**Task objective**: Give exactly the lines from the one with "Read out every word on this page." through the final line of the listing below, both included, leaving out any pictures.

**Given information**:
--
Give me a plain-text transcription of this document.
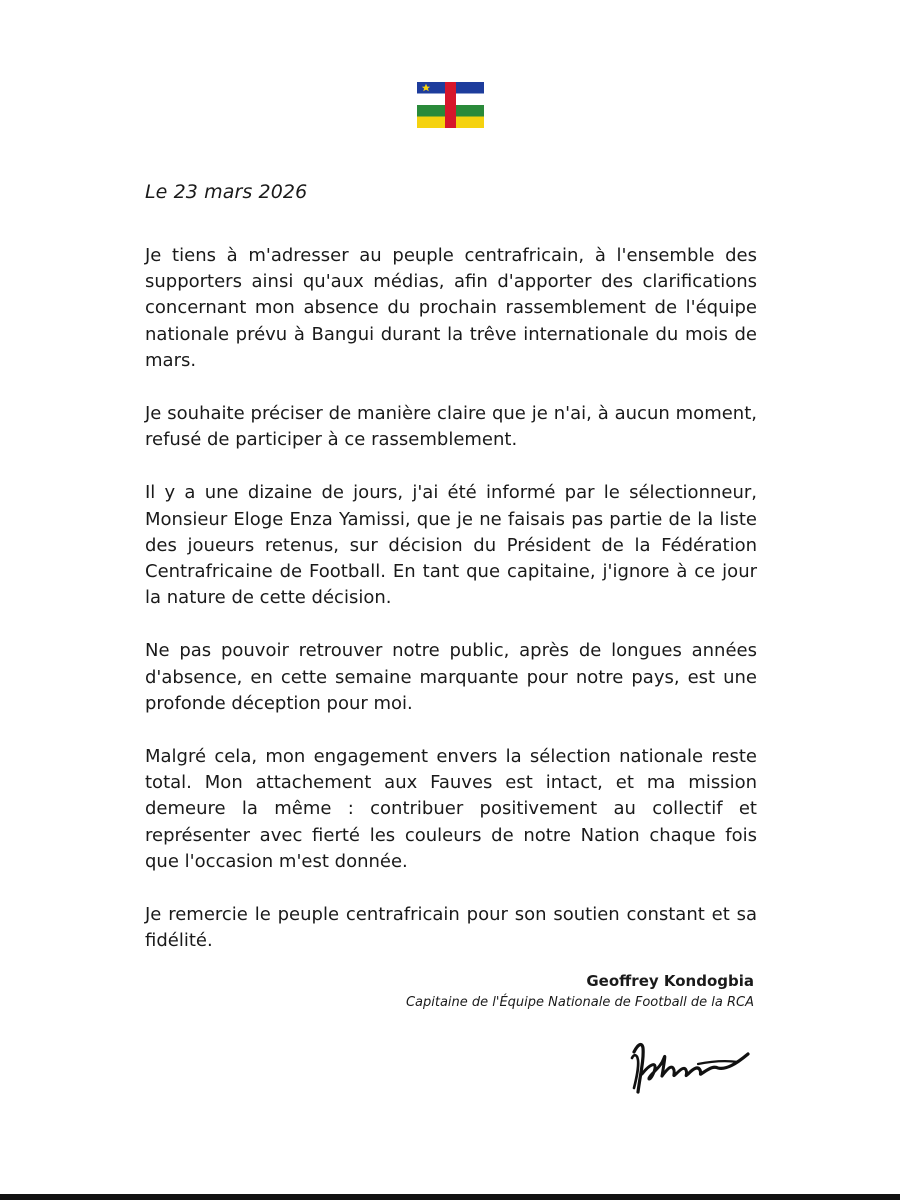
Le 23 mars 2026

Je tiens à m'adresser au peuple centrafricain, à l'ensemble des supporters ainsi qu'aux médias, afin d'apporter des clarifications concernant mon absence du prochain rassemblement de l'équipe nationale prévu à Bangui durant la trêve internationale du mois de mars.

Je souhaite préciser de manière claire que je n'ai, à aucun moment, refusé de participer à ce rassemblement.

Il y a une dizaine de jours, j'ai été informé par le sélectionneur, Monsieur Eloge Enza Yamissi, que je ne faisais pas partie de la liste des joueurs retenus, sur décision du Président de la Fédération Centrafricaine de Football. En tant que capitaine, j'ignore à ce jour la nature de cette décision.

Ne pas pouvoir retrouver notre public, après de longues années d'absence, en cette semaine marquante pour notre pays, est une profonde déception pour moi.

Malgré cela, mon engagement envers la sélection nationale reste total. Mon attachement aux Fauves est intact, et ma mission demeure la même : contribuer positivement au collectif et représenter avec fierté les couleurs de notre Nation chaque fois que l'occasion m'est donnée.

Je remercie le peuple centrafricain pour son soutien constant et sa fidélité.

Geoffrey Kondogbia
Capitaine de l'Équipe Nationale de Football de la RCA
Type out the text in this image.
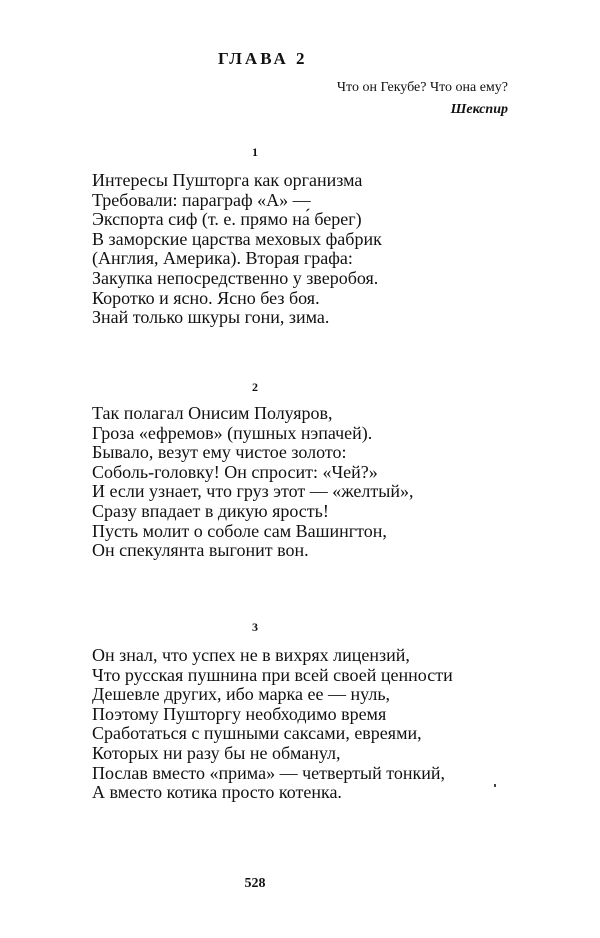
ГЛАВА 2
Что он Гекубе? Что она ему?
Шекспир
1
Интересы Пушторга как организма
Требовали: параграф «А» —
Экспорта сиф (т. е. прямо на́ берег)
В заморские царства меховых фабрик
(Англия, Америка). Вторая графа:
Закупка непосредственно у зверобоя.
Коротко и ясно. Ясно без боя.
Знай только шкуры гони, зима.
2
Так полагал Онисим Полуяров,
Гроза «ефремов» (пушных нэпачей).
Бывало, везут ему чистое золото:
Соболь-головку! Он спросит: «Чей?»
И если узнает, что груз этот — «желтый»,
Сразу впадает в дикую ярость!
Пусть молит о соболе сам Вашингтон,
Он спекулянта выгонит вон.
3
Он знал, что успех не в вихрях лицензий,
Что русская пушнина при всей своей ценности
Дешевле других, ибо марка ее — нуль,
Поэтому Пушторгу необходимо время
Сработаться с пушными саксами, евреями,
Которых ни разу бы не обманул,
Послав вместо «прима» — четвертый тонкий,
А вместо котика просто котенка.
528
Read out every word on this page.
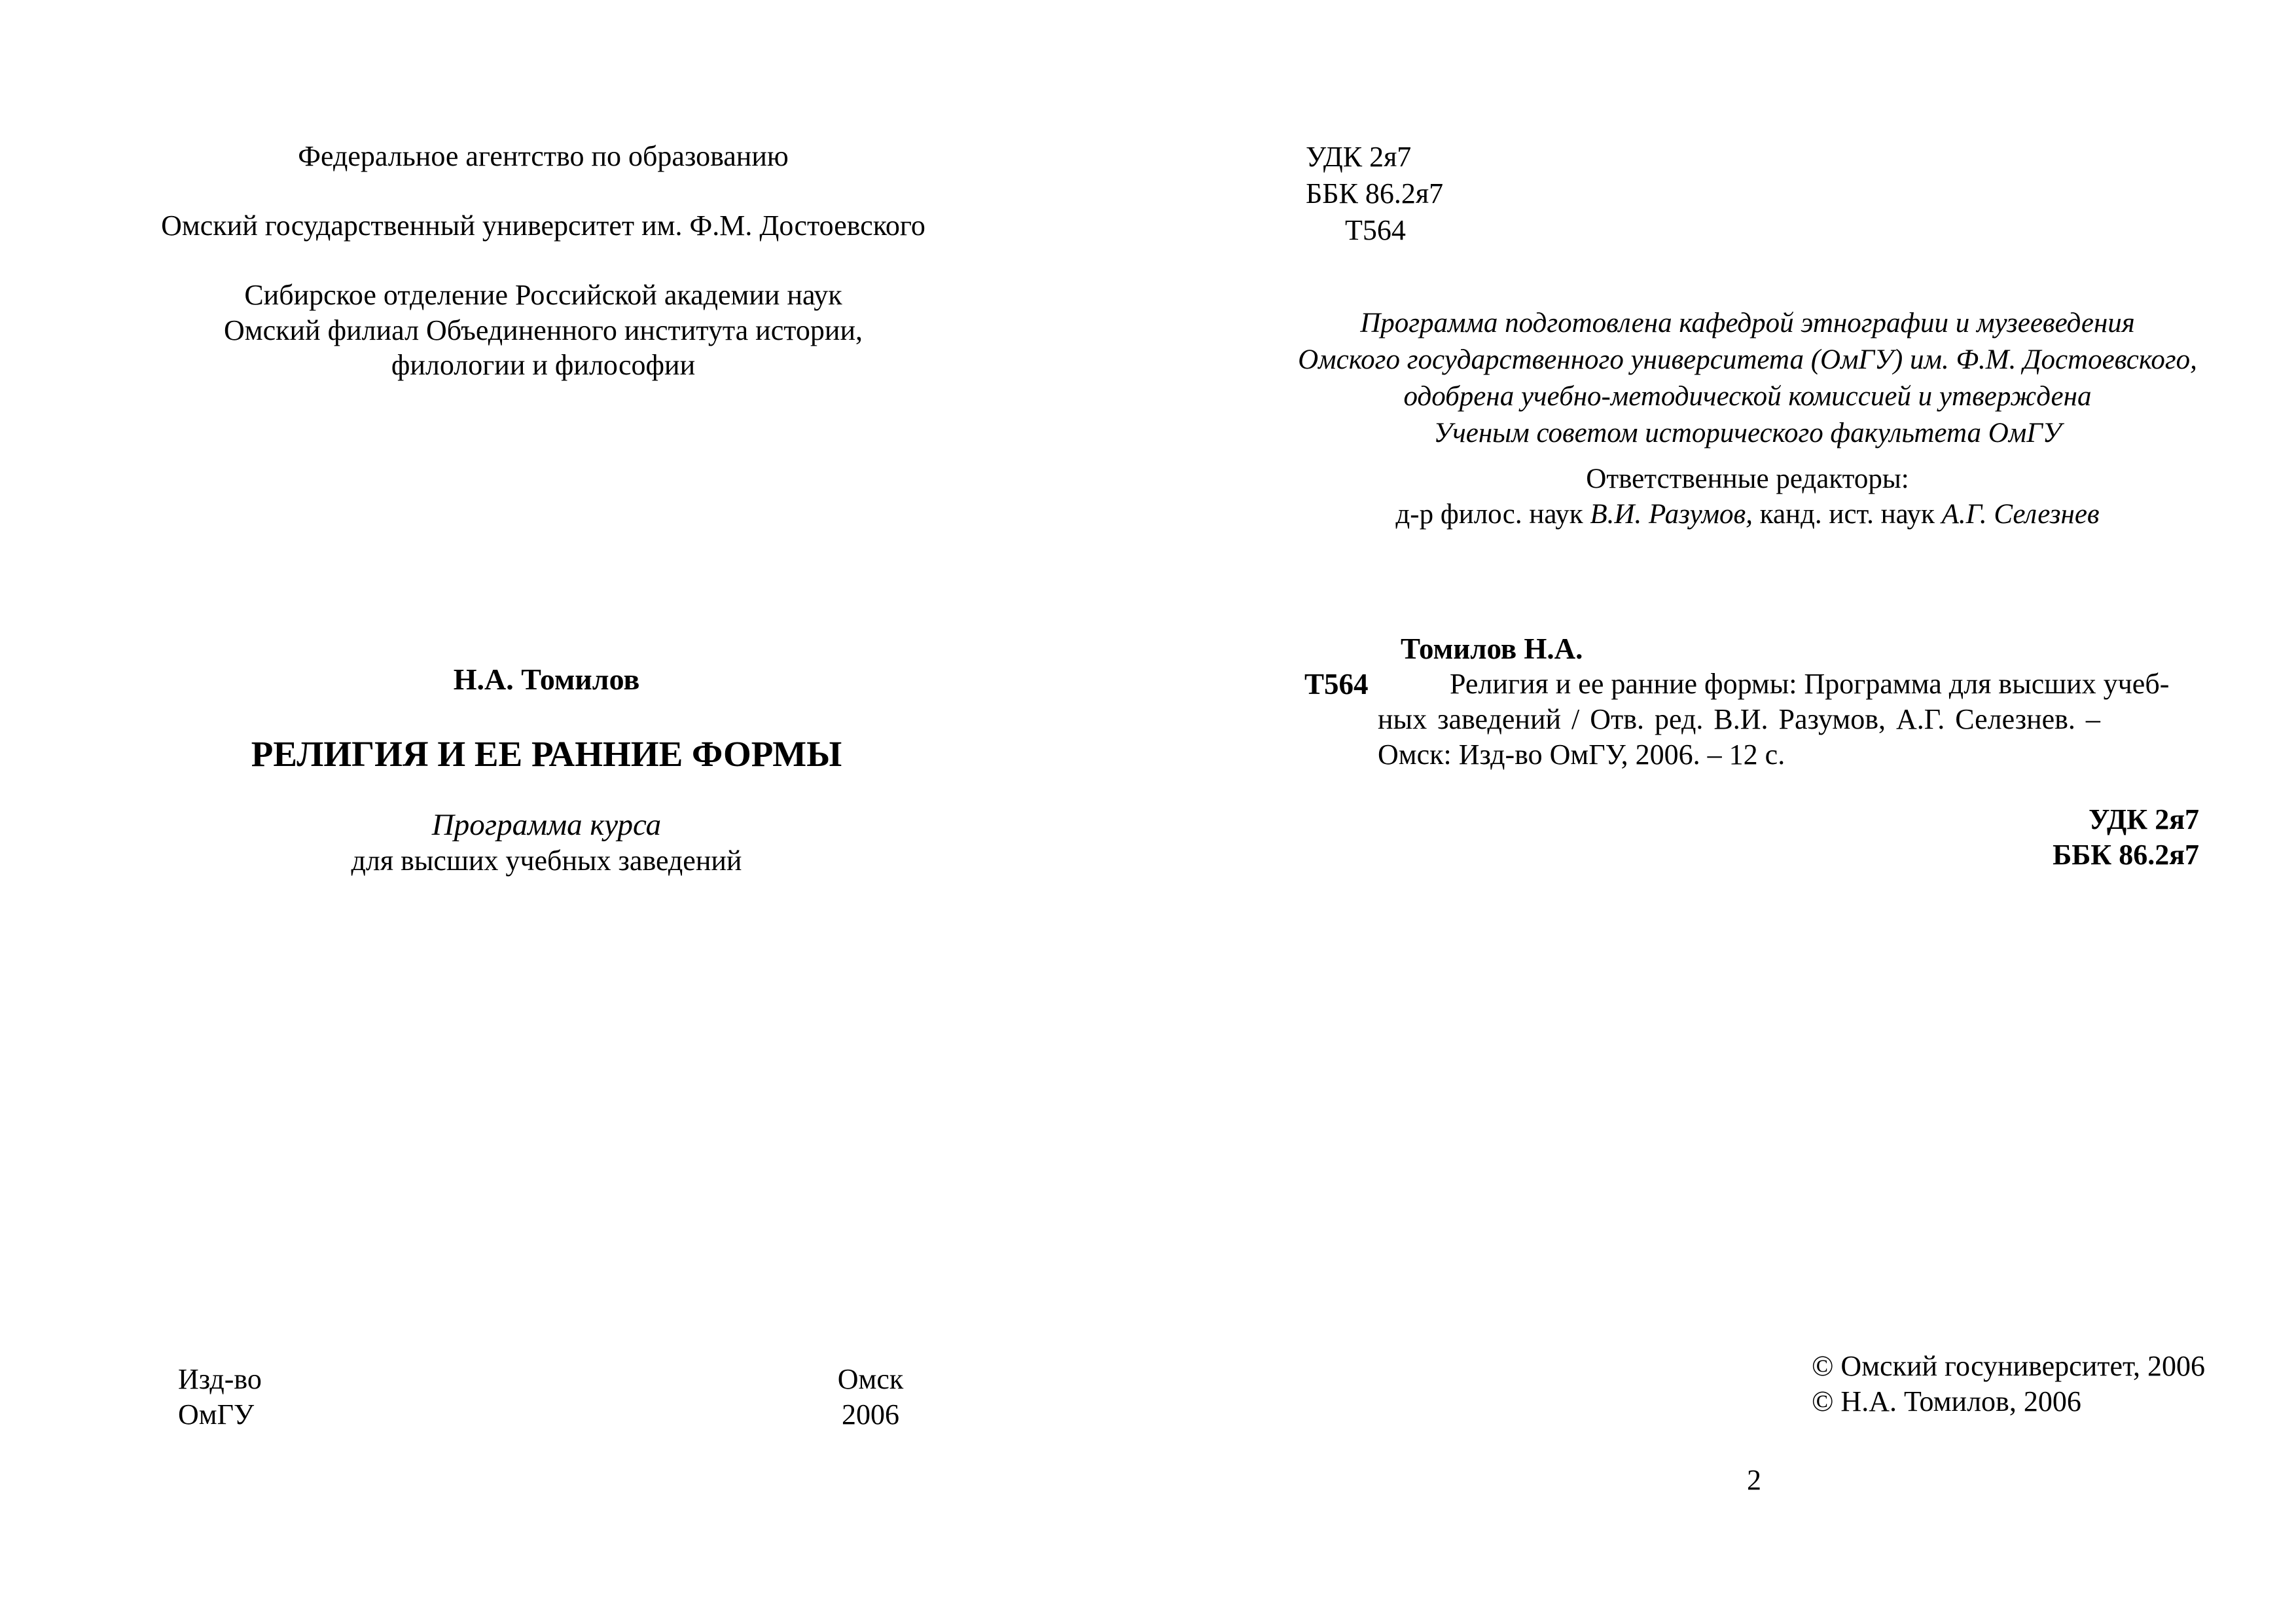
Федеральное агентство по образованию
Омский государственный университет им. Ф.М. Достоевского
Сибирское отделение Российской академии наук
Омский филиал Объединенного института истории,
филологии и философии
Н.А. Томилов
РЕЛИГИЯ И ЕЕ РАННИЕ ФОРМЫ
Программа курса
для высших учебных заведений
Изд-во
ОмГУ
Омск
2006
УДК 2я7
ББК 86.2я7
Т564
Программа подготовлена кафедрой этнографии и музееведения
Омского государственного университета (ОмГУ) им. Ф.М. Достоевского,
одобрена учебно-методической комиссией и утверждена
Ученым советом исторического факультета ОмГУ
Ответственные редакторы:
д-р филос. наук В.И. Разумов, канд. ист. наук А.Г. Селезнев
Томилов Н.А.
Т564	Религия и ее ранние формы: Программа для высших учеб-
ных заведений / Отв. ред. В.И. Разумов, А.Г. Селезнев. –
Омск: Изд-во ОмГУ, 2006. – 12 с.
УДК 2я7
ББК 86.2я7
© Омский госуниверситет, 2006
© Н.А. Томилов, 2006
2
--
**Written solution**:
Read out every word on this page.
Федеральное агентство по образованию
Омский государственный университет им. Ф.М. Достоевского
Сибирское отделение Российской академии наук
Омский филиал Объединенного института истории,
филологии и философии
Н.А. Томилов
РЕЛИГИЯ И ЕЕ РАННИЕ ФОРМЫ
Программа курса
для высших учебных заведений
Изд-во
ОмГУ
Омск
2006
УДК 2я7
ББК 86.2я7
Т564
Программа подготовлена кафедрой этнографии и музееведения
Омского государственного университета (ОмГУ) им. Ф.М. Достоевского,
одобрена учебно-методической комиссией и утверждена
Ученым советом исторического факультета ОмГУ
Ответственные редакторы:
д-р филос. наук В.И. Разумов, канд. ист. наук А.Г. Селезнев
Томилов Н.А.
Т564	Религия и ее ранние формы: Программа для высших учеб-
ных заведений / Отв. ред. В.И. Разумов, А.Г. Селезнев. –
Омск: Изд-во ОмГУ, 2006. – 12 с.
УДК 2я7
ББК 86.2я7
© Омский госуниверситет, 2006
© Н.А. Томилов, 2006
2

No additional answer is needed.